-- START Data section --
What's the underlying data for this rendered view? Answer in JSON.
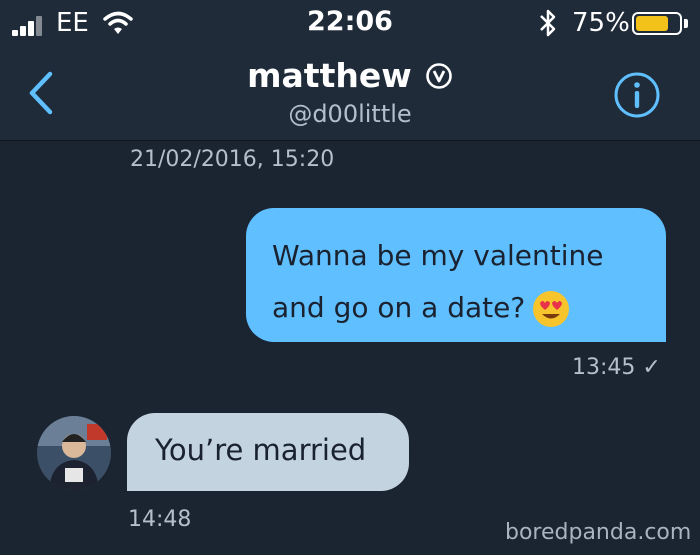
{
  "status_bar": {
    "carrier": "EE",
    "time": "22:06",
    "battery_percent": "75%",
    "battery_level": 0.75,
    "battery_color": "#f3c21a",
    "icons": [
      "signal-icon",
      "wifi-icon",
      "bluetooth-icon",
      "battery-icon"
    ]
  },
  "header": {
    "contact_name": "matthew",
    "handle": "@d00little",
    "back_icon": "chevron-left-icon",
    "info_icon": "info-icon",
    "verified_icon": "verified-v-icon"
  },
  "conversation": {
    "date_stamp": "21/02/2016, 15:20",
    "messages": [
      {
        "direction": "sent",
        "lines": [
          "Wanna be my valentine",
          "and go on a date?"
        ],
        "emoji": "heart-eyes-emoji",
        "time": "13:45",
        "receipt": "✓"
      },
      {
        "direction": "received",
        "text": "You’re married",
        "time": "14:48"
      }
    ]
  },
  "watermark": "boredpanda.com",
  "colors": {
    "background": "#1b2431",
    "header": "#1f2b39",
    "accent": "#5fbfff",
    "received_bubble": "#c3d3e0",
    "meta_text": "#b3c0cc"
  }
}
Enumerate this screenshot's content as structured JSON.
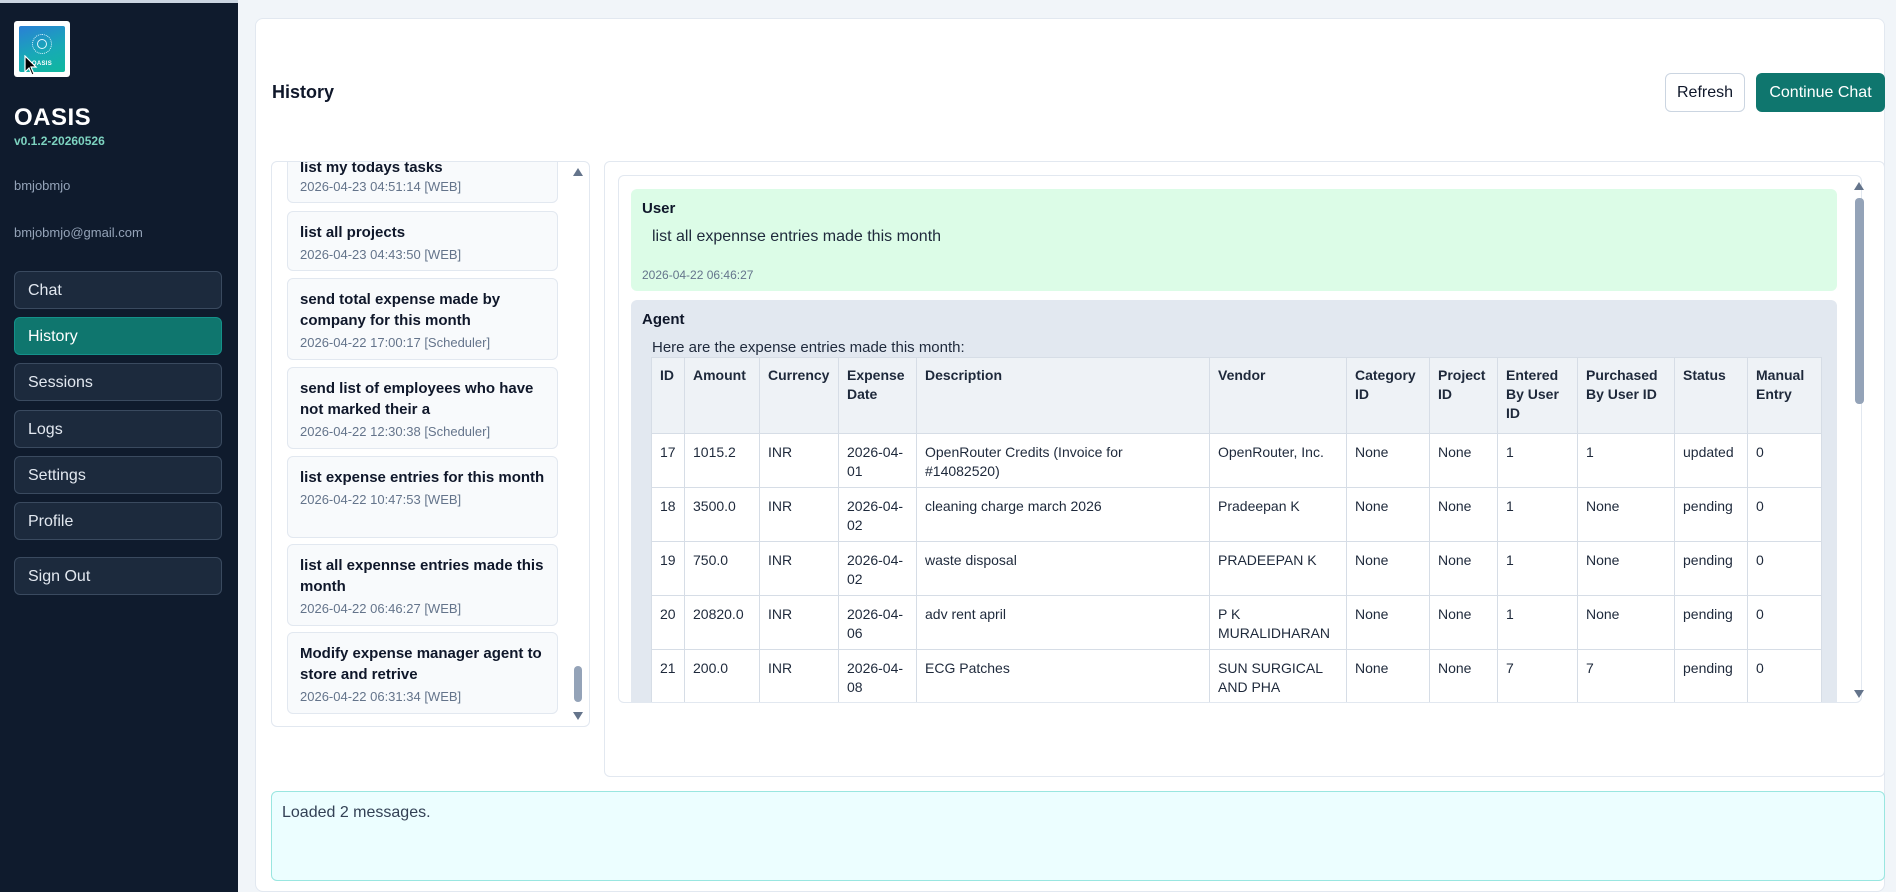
{
  "app": {
    "name": "OASIS",
    "version": "v0.1.2-20260526",
    "logo_text": "OASIS"
  },
  "user": {
    "name": "bmjobmjo",
    "email": "bmjobmjo@gmail.com"
  },
  "nav": {
    "items": [
      {
        "label": "Chat"
      },
      {
        "label": "History"
      },
      {
        "label": "Sessions"
      },
      {
        "label": "Logs"
      },
      {
        "label": "Settings"
      },
      {
        "label": "Profile"
      },
      {
        "label": "Sign Out"
      }
    ],
    "active": "History"
  },
  "header": {
    "title": "History",
    "refresh_label": "Refresh",
    "continue_label": "Continue Chat"
  },
  "sessions": [
    {
      "title": "list my todays tasks",
      "meta": "2026-04-23 04:51:14 [WEB]"
    },
    {
      "title": "list all projects",
      "meta": "2026-04-23 04:43:50 [WEB]"
    },
    {
      "title": "send total expense made by company for this month",
      "meta": "2026-04-22 17:00:17 [Scheduler]"
    },
    {
      "title": "send list of employees who have not marked their a",
      "meta": "2026-04-22 12:30:38 [Scheduler]"
    },
    {
      "title": "list expense entries for this month",
      "meta": "2026-04-22 10:47:53 [WEB]"
    },
    {
      "title": "list all expennse entries made this month",
      "meta": "2026-04-22 06:46:27 [WEB]"
    },
    {
      "title": "Modify expense manager agent to store and retrive",
      "meta": "2026-04-22 06:31:34 [WEB]"
    }
  ],
  "conversation": {
    "user": {
      "label": "User",
      "text": "list all expennse entries made this month",
      "time": "2026-04-22 06:46:27"
    },
    "agent": {
      "label": "Agent",
      "intro": "Here are the expense entries made this month:",
      "table": {
        "headers": [
          "ID",
          "Amount",
          "Currency",
          "Expense Date",
          "Description",
          "Vendor",
          "Category ID",
          "Project ID",
          "Entered By User ID",
          "Purchased By User ID",
          "Status",
          "Manual Entry"
        ],
        "rows": [
          [
            "17",
            "1015.2",
            "INR",
            "2026-04-01",
            "OpenRouter Credits (Invoice for #14082520)",
            "OpenRouter, Inc.",
            "None",
            "None",
            "1",
            "1",
            "updated",
            "0"
          ],
          [
            "18",
            "3500.0",
            "INR",
            "2026-04-02",
            "cleaning charge march 2026",
            "Pradeepan K",
            "None",
            "None",
            "1",
            "None",
            "pending",
            "0"
          ],
          [
            "19",
            "750.0",
            "INR",
            "2026-04-02",
            "waste disposal",
            "PRADEEPAN K",
            "None",
            "None",
            "1",
            "None",
            "pending",
            "0"
          ],
          [
            "20",
            "20820.0",
            "INR",
            "2026-04-06",
            "adv rent april",
            "P K MURALIDHARAN",
            "None",
            "None",
            "1",
            "None",
            "pending",
            "0"
          ],
          [
            "21",
            "200.0",
            "INR",
            "2026-04-08",
            "ECG Patches",
            "SUN SURGICAL AND PHA",
            "None",
            "None",
            "7",
            "7",
            "pending",
            "0"
          ]
        ]
      }
    }
  },
  "status": {
    "text": "Loaded 2 messages."
  },
  "colors": {
    "sidebar_bg": "#0f1b2d",
    "accent": "#0f766e",
    "user_msg_bg": "#dcfce7",
    "agent_msg_bg": "#e2e8f0",
    "status_bg": "#ecfeff"
  }
}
-- END Data section --
**Exercise goal:** Return each line in the records that holds the string "OpenRouter".

**Result:**
            "OpenRouter Credits (Invoice for #14082520)",
            "OpenRouter, Inc.",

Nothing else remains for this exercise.